(Raw records)
####################

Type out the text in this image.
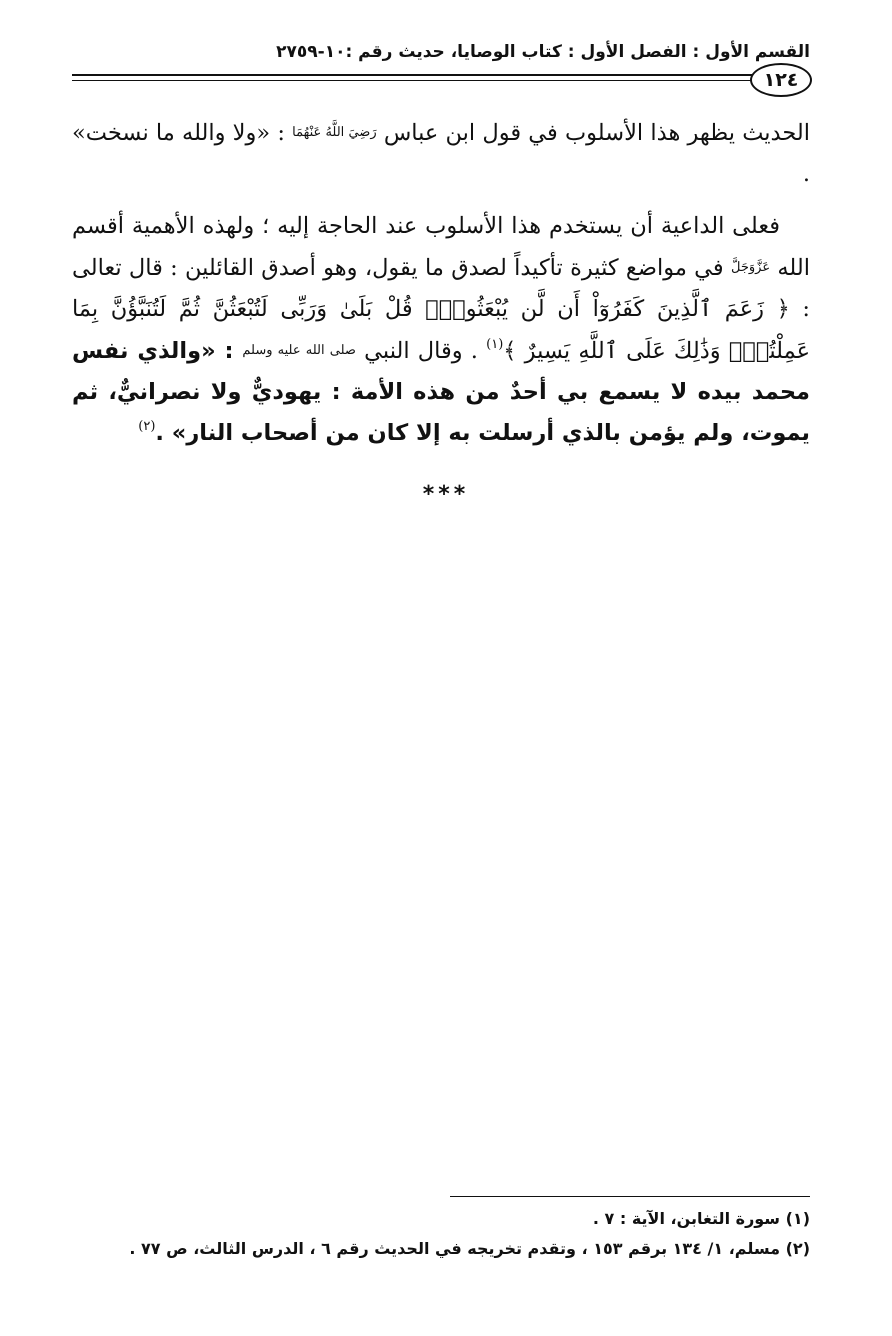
القسم الأول : الفصل الأول : كتاب الوصايا، حديث رقم :١٠-٢٧٥٩
١٢٤

الحديث يظهر هذا الأسلوب في قول ابن عباس رَضِيَ اللَّهُ عَنْهُمَا : «ولا والله ما نسخت» .

فعلى الداعية أن يستخدم هذا الأسلوب عند الحاجة إليه ؛ ولهذه الأهمية أقسم الله عَزَّوَجَلَّ في مواضع كثيرة تأكيداً لصدق ما يقول، وهو أصدق القائلين : قال تعالى : ﴿ زَعَمَ ٱلَّذِينَ كَفَرُوٓاْ أَن لَّن يُبْعَثُواْۚ قُلْ بَلَىٰ وَرَبِّى لَتُبْعَثُنَّ ثُمَّ لَتُنَبَّؤُنَّ بِمَا عَمِلْتُمْۚ وَذَٰلِكَ عَلَى ٱللَّهِ يَسِيرٌ ﴾$^{(١)}$ . وقال النبي صلى الله عليه وسلم : «والذي نفس محمد بيده لا يسمع بي أحدٌ من هذه الأمة : يهوديٌّ ولا نصرانيٌّ، ثم يموت، ولم يؤمن بالذي أرسلت به إلا كان من أصحاب النار» .$^{(٢)}$

***
(١) سورة التغابن، الآية : ٧ .
(٢) مسلم، ١/ ١٣٤ برقم ١٥٣ ، وتقدم تخريجه في الحديث رقم ٦ ، الدرس الثالث، ص ٧٧ .
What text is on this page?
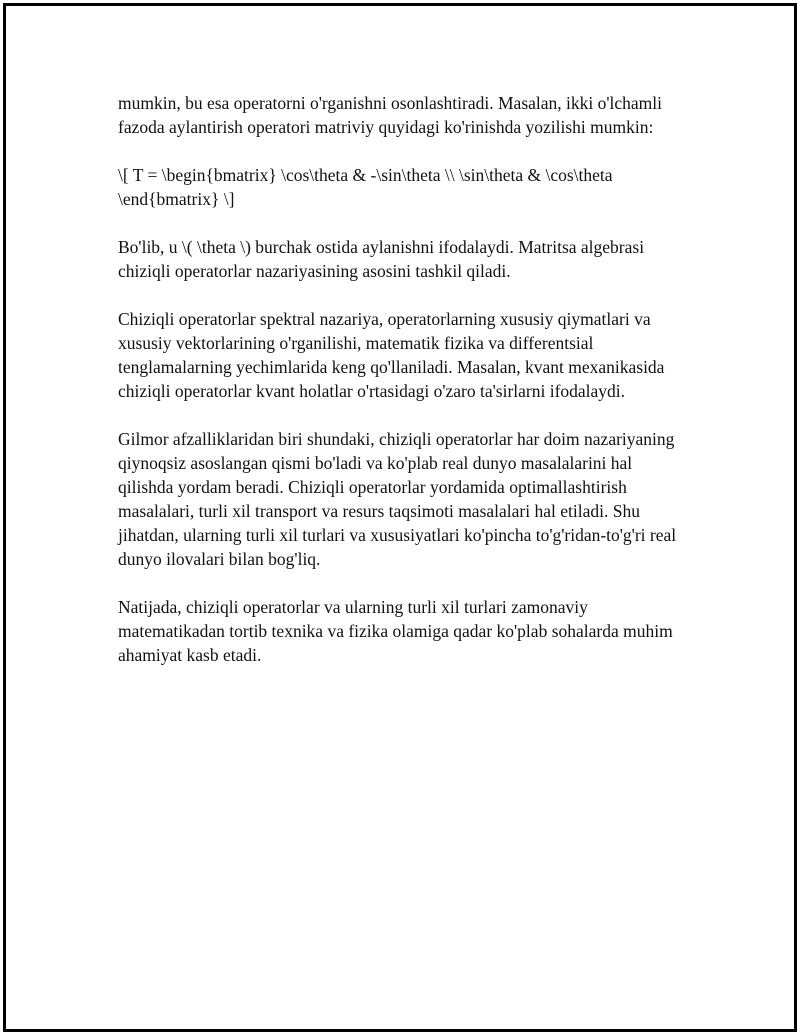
mumkin, bu esa operatorni o'rganishni osonlashtiradi. Masalan, ikki o'lchamli fazoda aylantirish operatori matriviy quyidagi ko'rinishda yozilishi mumkin:

\[ T = \begin{bmatrix} \cos\theta & -\sin\theta \\ \sin\theta & \cos\theta \end{bmatrix} \]

Bo'lib, u \( \theta \) burchak ostida aylanishni ifodalaydi. Matritsa algebrasi chiziqli operatorlar nazariyasining asosini tashkil qiladi.

Chiziqli operatorlar spektral nazariya, operatorlarning xususiy qiymatlari va xususiy vektorlarining o'rganilishi, matematik fizika va differentsial tenglamalarning yechimlarida keng qo'llaniladi. Masalan, kvant mexanikasida chiziqli operatorlar kvant holatlar o'rtasidagi o'zaro ta'sirlarni ifodalaydi.

Gilmor afzalliklaridan biri shundaki, chiziqli operatorlar har doim nazariyaning qiynoqsiz asoslangan qismi bo'ladi va ko'plab real dunyo masalalarini hal qilishda yordam beradi. Chiziqli operatorlar yordamida optimallashtirish masalalari, turli xil transport va resurs taqsimoti masalalari hal etiladi. Shu jihatdan, ularning turli xil turlari va xususiyatlari ko'pincha to'g'ridan-to'g'ri real dunyo ilovalari bilan bog'liq.

Natijada, chiziqli operatorlar va ularning turli xil turlari zamonaviy matematikadan tortib texnika va fizika olamiga qadar ko'plab sohalarda muhim ahamiyat kasb etadi.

####################

■ Problem to work on: Omit every picture while copying the listing above exactly.

■ Output for this exercise:
Type out the text in this image.
القسم الأول : الفصل الأول : كتاب الوصايا، حديث رقم :١٠-٢٧٥٩
١٢٤

الحديث يظهر هذا الأسلوب في قول ابن عباس رَضِيَ اللَّهُ عَنْهُمَا : «ولا والله ما نسخت» .

فعلى الداعية أن يستخدم هذا الأسلوب عند الحاجة إليه ؛ ولهذه الأهمية أقسم الله عَزَّوَجَلَّ في مواضع كثيرة تأكيداً لصدق ما يقول، وهو أصدق القائلين : قال تعالى : ﴿ زَعَمَ ٱلَّذِينَ كَفَرُوٓاْ أَن لَّن يُبْعَثُواْۚ قُلْ بَلَىٰ وَرَبِّى لَتُبْعَثُنَّ ثُمَّ لَتُنَبَّؤُنَّ بِمَا عَمِلْتُمْۚ وَذَٰلِكَ عَلَى ٱللَّهِ يَسِيرٌ ﴾$^{(١)}$ . وقال النبي صلى الله عليه وسلم : «والذي نفس محمد بيده لا يسمع بي أحدٌ من هذه الأمة : يهوديٌّ ولا نصرانيٌّ، ثم يموت، ولم يؤمن بالذي أرسلت به إلا كان من أصحاب النار» .$^{(٢)}$

***
(١) سورة التغابن، الآية : ٧ .
(٢) مسلم، ١/ ١٣٤ برقم ١٥٣ ، وتقدم تخريجه في الحديث رقم ٦ ، الدرس الثالث، ص ٧٧ .
What text is on this page?
mumkin, bu esa operatorni o'rganishni osonlashtiradi. Masalan, ikki o'lchamli fazoda aylantirish operatori matriviy quyidagi ko'rinishda yozilishi mumkin:

\[ T = \begin{bmatrix} \cos\theta & -\sin\theta \\ \sin\theta & \cos\theta \end{bmatrix} \]

Bo'lib, u \( \theta \) burchak ostida aylanishni ifodalaydi. Matritsa algebrasi chiziqli operatorlar nazariyasining asosini tashkil qiladi.

Chiziqli operatorlar spektral nazariya, operatorlarning xususiy qiymatlari va xususiy vektorlarining o'rganilishi, matematik fizika va differentsial tenglamalarning yechimlarida keng qo'llaniladi. Masalan, kvant mexanikasida chiziqli operatorlar kvant holatlar o'rtasidagi o'zaro ta'sirlarni ifodalaydi.

Gilmor afzalliklaridan biri shundaki, chiziqli operatorlar har doim nazariyaning qiynoqsiz asoslangan qismi bo'ladi va ko'plab real dunyo masalalarini hal qilishda yordam beradi. Chiziqli operatorlar yordamida optimallashtirish masalalari, turli xil transport va resurs taqsimoti masalalari hal etiladi. Shu jihatdan, ularning turli xil turlari va xususiyatlari ko'pincha to'g'ridan-to'g'ri real dunyo ilovalari bilan bog'liq.

Natijada, chiziqli operatorlar va ularning turli xil turlari zamonaviy matematikadan tortib texnika va fizika olamiga qadar ko'plab sohalarda muhim ahamiyat kasb etadi.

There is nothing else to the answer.